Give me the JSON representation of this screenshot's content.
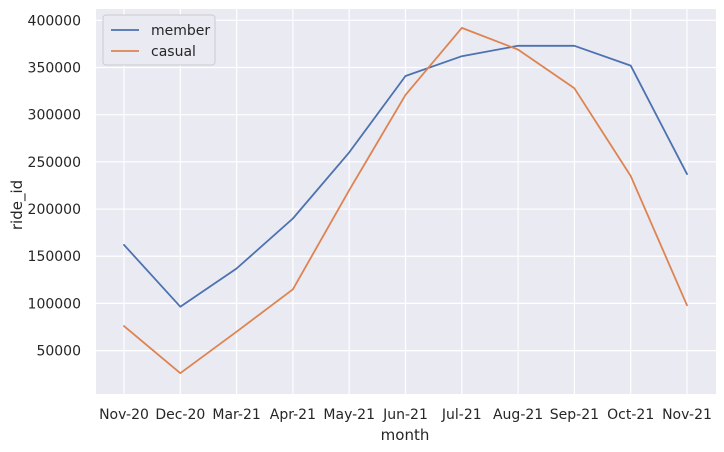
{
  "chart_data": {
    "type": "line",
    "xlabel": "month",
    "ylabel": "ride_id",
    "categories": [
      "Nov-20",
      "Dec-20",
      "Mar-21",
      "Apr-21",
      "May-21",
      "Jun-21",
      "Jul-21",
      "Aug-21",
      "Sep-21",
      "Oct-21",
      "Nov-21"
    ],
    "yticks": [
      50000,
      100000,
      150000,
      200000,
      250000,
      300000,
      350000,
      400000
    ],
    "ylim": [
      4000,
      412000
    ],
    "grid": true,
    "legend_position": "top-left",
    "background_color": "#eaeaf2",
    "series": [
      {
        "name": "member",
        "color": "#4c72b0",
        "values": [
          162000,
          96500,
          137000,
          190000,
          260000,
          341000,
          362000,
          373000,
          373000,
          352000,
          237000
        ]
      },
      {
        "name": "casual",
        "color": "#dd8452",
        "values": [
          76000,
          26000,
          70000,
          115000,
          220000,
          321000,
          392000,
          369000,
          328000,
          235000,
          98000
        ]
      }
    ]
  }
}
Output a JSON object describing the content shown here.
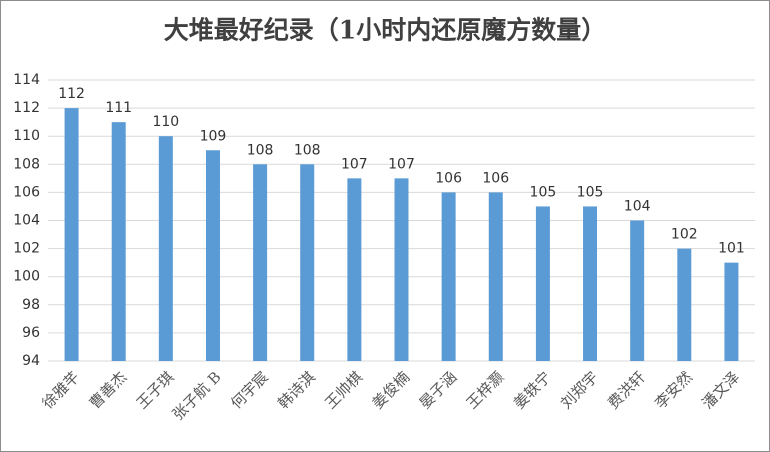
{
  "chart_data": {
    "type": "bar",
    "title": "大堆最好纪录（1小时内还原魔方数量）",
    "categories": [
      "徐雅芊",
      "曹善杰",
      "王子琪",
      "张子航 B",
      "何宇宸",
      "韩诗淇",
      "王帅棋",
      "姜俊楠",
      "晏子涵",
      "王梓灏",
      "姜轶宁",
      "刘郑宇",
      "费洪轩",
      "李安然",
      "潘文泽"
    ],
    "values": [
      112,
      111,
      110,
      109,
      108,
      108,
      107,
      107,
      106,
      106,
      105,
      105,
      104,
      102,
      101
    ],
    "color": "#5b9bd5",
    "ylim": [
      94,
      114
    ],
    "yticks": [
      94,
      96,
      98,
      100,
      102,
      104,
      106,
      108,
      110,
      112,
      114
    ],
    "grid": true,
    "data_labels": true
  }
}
========================================
# [Work to complete]
Your task is to return the entries above exactly, with no pictures.

# [Completed exercise]
Give me the JSON representation of this screenshot's content.
{
  "chart_data": {
    "type": "line",
    "xlabel": "month",
    "ylabel": "ride_id",
    "categories": [
      "Nov-20",
      "Dec-20",
      "Mar-21",
      "Apr-21",
      "May-21",
      "Jun-21",
      "Jul-21",
      "Aug-21",
      "Sep-21",
      "Oct-21",
      "Nov-21"
    ],
    "yticks": [
      50000,
      100000,
      150000,
      200000,
      250000,
      300000,
      350000,
      400000
    ],
    "ylim": [
      4000,
      412000
    ],
    "grid": true,
    "legend_position": "top-left",
    "background_color": "#eaeaf2",
    "series": [
      {
        "name": "member",
        "color": "#4c72b0",
        "values": [
          162000,
          96500,
          137000,
          190000,
          260000,
          341000,
          362000,
          373000,
          373000,
          352000,
          237000
        ]
      },
      {
        "name": "casual",
        "color": "#dd8452",
        "values": [
          76000,
          26000,
          70000,
          115000,
          220000,
          321000,
          392000,
          369000,
          328000,
          235000,
          98000
        ]
      }
    ]
  }
}
Output a JSON object describing the content shown here.
{
  "chart_data": {
    "type": "bar",
    "title": "大堆最好纪录（1小时内还原魔方数量）",
    "categories": [
      "徐雅芊",
      "曹善杰",
      "王子琪",
      "张子航 B",
      "何宇宸",
      "韩诗淇",
      "王帅棋",
      "姜俊楠",
      "晏子涵",
      "王梓灏",
      "姜轶宁",
      "刘郑宇",
      "费洪轩",
      "李安然",
      "潘文泽"
    ],
    "values": [
      112,
      111,
      110,
      109,
      108,
      108,
      107,
      107,
      106,
      106,
      105,
      105,
      104,
      102,
      101
    ],
    "color": "#5b9bd5",
    "ylim": [
      94,
      114
    ],
    "yticks": [
      94,
      96,
      98,
      100,
      102,
      104,
      106,
      108,
      110,
      112,
      114
    ],
    "grid": true,
    "data_labels": true
  }
}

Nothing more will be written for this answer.